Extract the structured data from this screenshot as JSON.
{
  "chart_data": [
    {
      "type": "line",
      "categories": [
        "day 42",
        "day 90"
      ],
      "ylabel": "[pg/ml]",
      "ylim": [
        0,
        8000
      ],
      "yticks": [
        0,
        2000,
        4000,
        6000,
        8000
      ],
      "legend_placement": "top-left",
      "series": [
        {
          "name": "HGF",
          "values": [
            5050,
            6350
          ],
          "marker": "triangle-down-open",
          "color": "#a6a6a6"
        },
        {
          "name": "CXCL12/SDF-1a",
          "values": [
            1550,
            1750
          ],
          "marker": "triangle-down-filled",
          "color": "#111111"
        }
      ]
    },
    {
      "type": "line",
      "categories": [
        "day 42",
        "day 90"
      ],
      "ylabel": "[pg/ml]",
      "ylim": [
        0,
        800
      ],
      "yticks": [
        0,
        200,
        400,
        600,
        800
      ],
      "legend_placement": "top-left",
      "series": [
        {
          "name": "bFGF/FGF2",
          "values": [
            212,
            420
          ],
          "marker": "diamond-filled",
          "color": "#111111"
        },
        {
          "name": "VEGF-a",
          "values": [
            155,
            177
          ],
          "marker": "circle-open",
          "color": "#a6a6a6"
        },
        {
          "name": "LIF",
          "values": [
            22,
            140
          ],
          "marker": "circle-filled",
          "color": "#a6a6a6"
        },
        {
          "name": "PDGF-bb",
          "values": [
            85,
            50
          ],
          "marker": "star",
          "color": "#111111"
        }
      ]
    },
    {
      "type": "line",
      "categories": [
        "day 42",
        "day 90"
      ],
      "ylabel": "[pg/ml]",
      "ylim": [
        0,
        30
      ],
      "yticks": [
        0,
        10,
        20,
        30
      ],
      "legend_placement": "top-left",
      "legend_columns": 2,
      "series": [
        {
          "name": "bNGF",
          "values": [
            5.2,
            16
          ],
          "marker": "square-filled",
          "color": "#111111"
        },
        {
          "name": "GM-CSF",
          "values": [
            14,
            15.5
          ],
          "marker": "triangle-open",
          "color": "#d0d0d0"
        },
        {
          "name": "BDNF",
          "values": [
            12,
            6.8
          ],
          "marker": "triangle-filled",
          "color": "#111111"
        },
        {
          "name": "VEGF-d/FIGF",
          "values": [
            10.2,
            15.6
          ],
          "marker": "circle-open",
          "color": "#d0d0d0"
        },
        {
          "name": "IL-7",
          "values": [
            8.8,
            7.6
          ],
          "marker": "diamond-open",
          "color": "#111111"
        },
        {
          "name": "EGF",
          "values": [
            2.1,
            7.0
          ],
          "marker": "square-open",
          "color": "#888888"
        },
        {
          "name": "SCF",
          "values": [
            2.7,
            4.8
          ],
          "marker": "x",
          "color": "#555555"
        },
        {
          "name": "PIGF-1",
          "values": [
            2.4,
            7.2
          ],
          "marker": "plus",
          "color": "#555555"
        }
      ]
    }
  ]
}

___

THE EXERCISE: Exactly reproduce the material above.

ANSWER IN FULL:
Extract the structured data from this screenshot as JSON.
{
  "chart_data": [
    {
      "type": "line",
      "categories": [
        "day 42",
        "day 90"
      ],
      "ylabel": "[pg/ml]",
      "ylim": [
        0,
        8000
      ],
      "yticks": [
        0,
        2000,
        4000,
        6000,
        8000
      ],
      "legend_placement": "top-left",
      "series": [
        {
          "name": "HGF",
          "values": [
            5050,
            6350
          ],
          "marker": "triangle-down-open",
          "color": "#a6a6a6"
        },
        {
          "name": "CXCL12/SDF-1a",
          "values": [
            1550,
            1750
          ],
          "marker": "triangle-down-filled",
          "color": "#111111"
        }
      ]
    },
    {
      "type": "line",
      "categories": [
        "day 42",
        "day 90"
      ],
      "ylabel": "[pg/ml]",
      "ylim": [
        0,
        800
      ],
      "yticks": [
        0,
        200,
        400,
        600,
        800
      ],
      "legend_placement": "top-left",
      "series": [
        {
          "name": "bFGF/FGF2",
          "values": [
            212,
            420
          ],
          "marker": "diamond-filled",
          "color": "#111111"
        },
        {
          "name": "VEGF-a",
          "values": [
            155,
            177
          ],
          "marker": "circle-open",
          "color": "#a6a6a6"
        },
        {
          "name": "LIF",
          "values": [
            22,
            140
          ],
          "marker": "circle-filled",
          "color": "#a6a6a6"
        },
        {
          "name": "PDGF-bb",
          "values": [
            85,
            50
          ],
          "marker": "star",
          "color": "#111111"
        }
      ]
    },
    {
      "type": "line",
      "categories": [
        "day 42",
        "day 90"
      ],
      "ylabel": "[pg/ml]",
      "ylim": [
        0,
        30
      ],
      "yticks": [
        0,
        10,
        20,
        30
      ],
      "legend_placement": "top-left",
      "legend_columns": 2,
      "series": [
        {
          "name": "bNGF",
          "values": [
            5.2,
            16
          ],
          "marker": "square-filled",
          "color": "#111111"
        },
        {
          "name": "GM-CSF",
          "values": [
            14,
            15.5
          ],
          "marker": "triangle-open",
          "color": "#d0d0d0"
        },
        {
          "name": "BDNF",
          "values": [
            12,
            6.8
          ],
          "marker": "triangle-filled",
          "color": "#111111"
        },
        {
          "name": "VEGF-d/FIGF",
          "values": [
            10.2,
            15.6
          ],
          "marker": "circle-open",
          "color": "#d0d0d0"
        },
        {
          "name": "IL-7",
          "values": [
            8.8,
            7.6
          ],
          "marker": "diamond-open",
          "color": "#111111"
        },
        {
          "name": "EGF",
          "values": [
            2.1,
            7.0
          ],
          "marker": "square-open",
          "color": "#888888"
        },
        {
          "name": "SCF",
          "values": [
            2.7,
            4.8
          ],
          "marker": "x",
          "color": "#555555"
        },
        {
          "name": "PIGF-1",
          "values": [
            2.4,
            7.2
          ],
          "marker": "plus",
          "color": "#555555"
        }
      ]
    }
  ]
}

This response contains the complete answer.